**SHORT EXERCISE:** Each line that contains the string "content" counts once; report how many such lines appear in the data, as a number only.

**RECORDS FOR THE EXERCISE:**
--- Begin ---

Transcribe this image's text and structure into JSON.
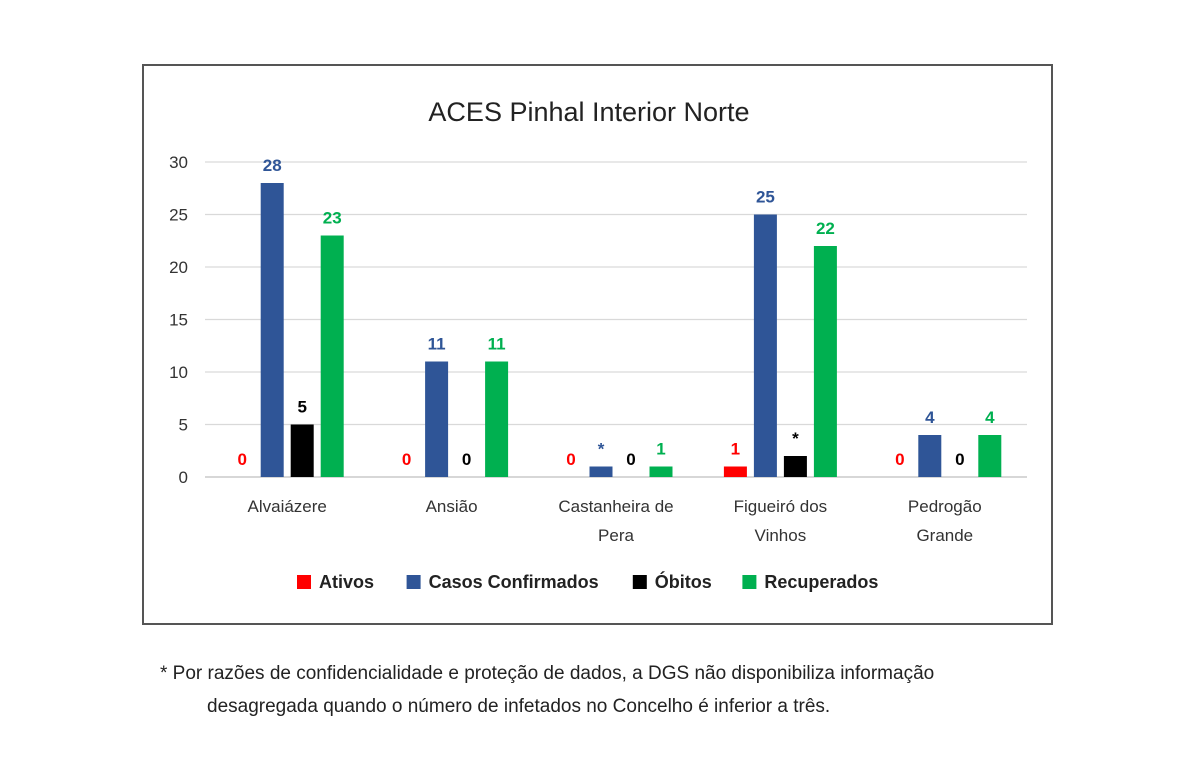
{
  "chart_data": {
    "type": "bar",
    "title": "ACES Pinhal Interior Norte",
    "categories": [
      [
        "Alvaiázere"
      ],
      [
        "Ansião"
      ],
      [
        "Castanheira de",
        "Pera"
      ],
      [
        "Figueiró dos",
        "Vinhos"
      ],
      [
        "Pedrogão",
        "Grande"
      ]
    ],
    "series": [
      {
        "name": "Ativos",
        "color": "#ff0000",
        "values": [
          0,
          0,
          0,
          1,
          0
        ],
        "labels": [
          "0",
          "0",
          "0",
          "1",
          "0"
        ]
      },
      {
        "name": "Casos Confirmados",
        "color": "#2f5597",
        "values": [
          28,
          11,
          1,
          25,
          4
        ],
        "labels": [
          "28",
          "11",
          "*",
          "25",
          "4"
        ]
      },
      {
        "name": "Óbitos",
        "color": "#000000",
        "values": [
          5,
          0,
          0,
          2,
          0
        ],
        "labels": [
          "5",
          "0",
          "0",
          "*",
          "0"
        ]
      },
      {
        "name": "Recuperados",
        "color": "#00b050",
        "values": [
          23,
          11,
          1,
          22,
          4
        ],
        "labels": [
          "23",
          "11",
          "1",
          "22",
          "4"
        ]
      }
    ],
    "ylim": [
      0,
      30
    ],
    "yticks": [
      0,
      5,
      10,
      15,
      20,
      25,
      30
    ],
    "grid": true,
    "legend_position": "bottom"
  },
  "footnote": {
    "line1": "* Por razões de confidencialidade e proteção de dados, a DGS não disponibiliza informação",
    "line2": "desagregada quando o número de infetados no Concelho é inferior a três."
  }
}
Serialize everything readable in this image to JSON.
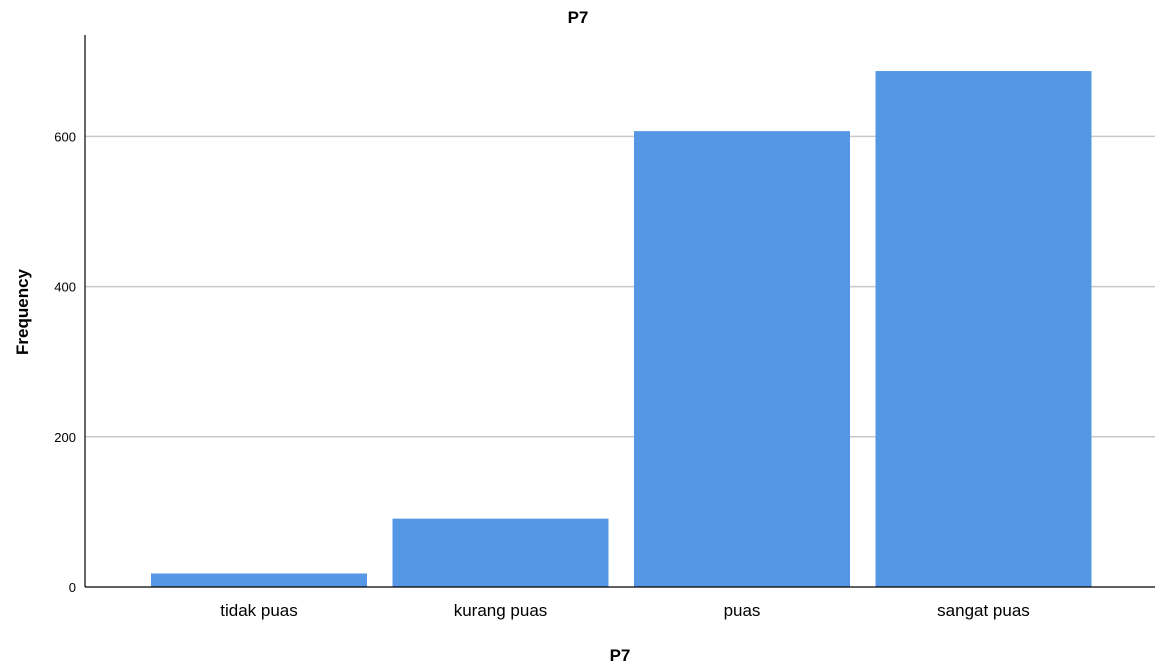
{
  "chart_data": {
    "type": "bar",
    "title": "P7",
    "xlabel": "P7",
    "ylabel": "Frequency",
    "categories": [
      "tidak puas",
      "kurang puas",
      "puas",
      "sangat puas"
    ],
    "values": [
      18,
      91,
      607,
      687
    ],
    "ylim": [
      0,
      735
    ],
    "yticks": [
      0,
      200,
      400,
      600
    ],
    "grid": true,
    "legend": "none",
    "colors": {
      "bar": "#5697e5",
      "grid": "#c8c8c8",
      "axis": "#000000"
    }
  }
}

--- End ---
--- Begin ---

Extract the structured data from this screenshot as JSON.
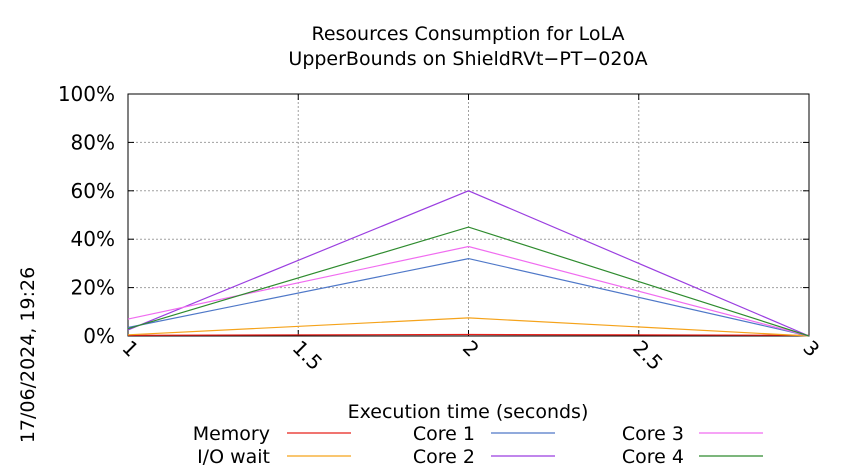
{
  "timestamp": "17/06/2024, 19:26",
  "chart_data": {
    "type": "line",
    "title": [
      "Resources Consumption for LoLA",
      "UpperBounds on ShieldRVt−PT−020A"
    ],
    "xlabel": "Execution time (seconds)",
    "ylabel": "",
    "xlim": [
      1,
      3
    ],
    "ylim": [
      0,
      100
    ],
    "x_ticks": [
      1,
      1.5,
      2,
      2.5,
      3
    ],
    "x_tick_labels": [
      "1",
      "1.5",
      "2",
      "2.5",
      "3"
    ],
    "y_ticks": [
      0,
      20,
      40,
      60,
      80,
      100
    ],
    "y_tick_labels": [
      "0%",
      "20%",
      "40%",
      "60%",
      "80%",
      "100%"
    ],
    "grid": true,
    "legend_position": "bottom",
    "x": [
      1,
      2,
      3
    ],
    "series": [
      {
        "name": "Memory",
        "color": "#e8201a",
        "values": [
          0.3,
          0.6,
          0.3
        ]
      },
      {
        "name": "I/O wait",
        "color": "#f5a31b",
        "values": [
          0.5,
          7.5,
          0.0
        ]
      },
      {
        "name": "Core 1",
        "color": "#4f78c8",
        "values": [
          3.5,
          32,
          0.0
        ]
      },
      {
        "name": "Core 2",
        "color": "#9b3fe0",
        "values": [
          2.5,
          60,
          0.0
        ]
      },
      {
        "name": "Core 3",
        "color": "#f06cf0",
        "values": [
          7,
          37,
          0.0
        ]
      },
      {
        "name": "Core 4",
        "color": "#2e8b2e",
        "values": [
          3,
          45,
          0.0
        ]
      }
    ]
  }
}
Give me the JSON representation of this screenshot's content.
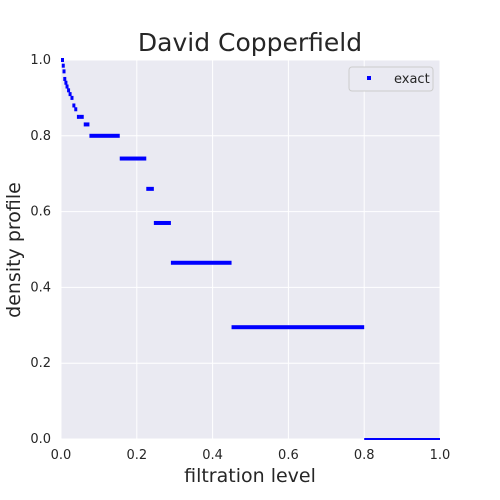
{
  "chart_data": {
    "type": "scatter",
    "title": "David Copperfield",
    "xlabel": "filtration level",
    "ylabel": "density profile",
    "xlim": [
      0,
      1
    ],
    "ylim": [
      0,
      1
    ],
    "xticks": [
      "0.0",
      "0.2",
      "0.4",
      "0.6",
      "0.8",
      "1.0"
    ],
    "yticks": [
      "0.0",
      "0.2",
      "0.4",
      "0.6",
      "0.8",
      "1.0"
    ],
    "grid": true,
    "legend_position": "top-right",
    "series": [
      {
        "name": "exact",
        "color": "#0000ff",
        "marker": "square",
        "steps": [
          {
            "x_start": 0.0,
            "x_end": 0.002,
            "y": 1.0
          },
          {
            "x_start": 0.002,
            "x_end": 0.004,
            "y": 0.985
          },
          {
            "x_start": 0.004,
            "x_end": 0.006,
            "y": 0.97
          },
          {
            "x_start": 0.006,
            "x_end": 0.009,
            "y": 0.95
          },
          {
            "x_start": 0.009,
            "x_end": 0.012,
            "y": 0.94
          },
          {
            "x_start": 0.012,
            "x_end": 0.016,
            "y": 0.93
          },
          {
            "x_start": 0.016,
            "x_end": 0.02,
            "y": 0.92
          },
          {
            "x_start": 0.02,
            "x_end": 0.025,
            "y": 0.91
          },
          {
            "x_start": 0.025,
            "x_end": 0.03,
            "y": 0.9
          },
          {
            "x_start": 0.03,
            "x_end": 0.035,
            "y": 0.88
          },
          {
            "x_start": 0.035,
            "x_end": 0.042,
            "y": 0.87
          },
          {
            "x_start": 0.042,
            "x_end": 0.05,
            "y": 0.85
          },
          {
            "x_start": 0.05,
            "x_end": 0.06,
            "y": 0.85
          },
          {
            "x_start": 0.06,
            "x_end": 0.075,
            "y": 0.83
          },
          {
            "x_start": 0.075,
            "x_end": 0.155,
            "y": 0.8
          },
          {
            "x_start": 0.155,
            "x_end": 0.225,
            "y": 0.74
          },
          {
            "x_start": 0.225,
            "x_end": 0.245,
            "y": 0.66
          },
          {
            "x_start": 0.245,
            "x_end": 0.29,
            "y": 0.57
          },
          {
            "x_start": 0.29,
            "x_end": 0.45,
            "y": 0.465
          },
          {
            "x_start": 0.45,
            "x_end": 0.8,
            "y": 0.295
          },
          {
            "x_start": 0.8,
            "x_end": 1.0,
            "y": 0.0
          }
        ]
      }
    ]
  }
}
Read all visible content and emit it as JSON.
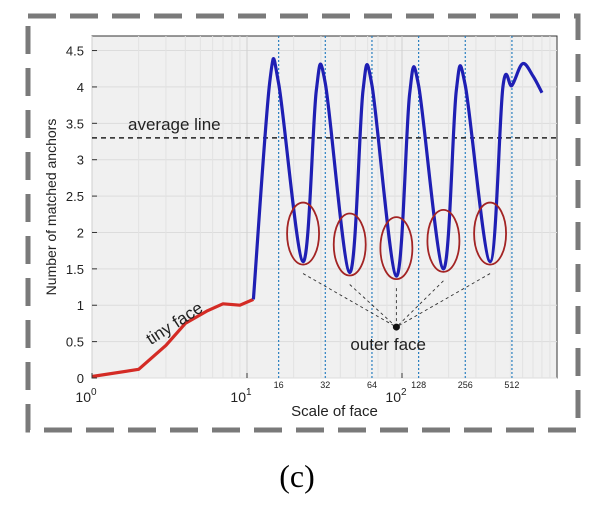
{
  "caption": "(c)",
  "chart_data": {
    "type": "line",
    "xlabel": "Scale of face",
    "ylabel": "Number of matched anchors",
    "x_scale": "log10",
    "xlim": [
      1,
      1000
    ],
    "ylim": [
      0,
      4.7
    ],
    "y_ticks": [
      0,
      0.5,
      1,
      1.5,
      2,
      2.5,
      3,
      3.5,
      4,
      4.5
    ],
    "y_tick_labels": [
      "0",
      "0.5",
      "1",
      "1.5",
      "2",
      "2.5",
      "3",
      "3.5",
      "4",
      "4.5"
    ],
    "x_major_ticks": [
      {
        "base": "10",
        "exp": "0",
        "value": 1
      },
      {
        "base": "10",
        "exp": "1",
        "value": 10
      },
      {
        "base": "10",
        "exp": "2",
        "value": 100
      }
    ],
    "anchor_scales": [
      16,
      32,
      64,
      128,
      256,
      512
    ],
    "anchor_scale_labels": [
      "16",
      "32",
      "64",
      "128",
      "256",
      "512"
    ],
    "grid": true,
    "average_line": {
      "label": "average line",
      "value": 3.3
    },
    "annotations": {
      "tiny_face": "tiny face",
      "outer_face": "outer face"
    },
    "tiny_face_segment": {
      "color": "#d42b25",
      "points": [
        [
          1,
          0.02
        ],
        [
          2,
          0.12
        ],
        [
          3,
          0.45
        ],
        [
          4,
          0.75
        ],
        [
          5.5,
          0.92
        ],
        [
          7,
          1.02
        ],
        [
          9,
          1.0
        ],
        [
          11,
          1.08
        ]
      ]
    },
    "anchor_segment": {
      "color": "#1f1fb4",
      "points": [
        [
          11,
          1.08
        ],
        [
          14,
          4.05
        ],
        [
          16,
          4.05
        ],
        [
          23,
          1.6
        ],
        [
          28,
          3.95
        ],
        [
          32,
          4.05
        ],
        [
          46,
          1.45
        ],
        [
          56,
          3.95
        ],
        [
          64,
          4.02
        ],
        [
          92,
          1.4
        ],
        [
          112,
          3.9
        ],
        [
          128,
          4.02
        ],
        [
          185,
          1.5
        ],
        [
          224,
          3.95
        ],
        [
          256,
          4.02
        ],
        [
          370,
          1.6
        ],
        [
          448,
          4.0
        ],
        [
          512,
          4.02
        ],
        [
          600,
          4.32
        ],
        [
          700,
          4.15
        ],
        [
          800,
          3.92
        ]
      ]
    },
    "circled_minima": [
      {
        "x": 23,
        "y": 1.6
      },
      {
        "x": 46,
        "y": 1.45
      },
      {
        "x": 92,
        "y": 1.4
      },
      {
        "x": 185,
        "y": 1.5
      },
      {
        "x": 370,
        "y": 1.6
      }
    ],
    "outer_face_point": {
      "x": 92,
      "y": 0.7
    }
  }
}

--- End ---

**WRITTEN SOLUTION:** 2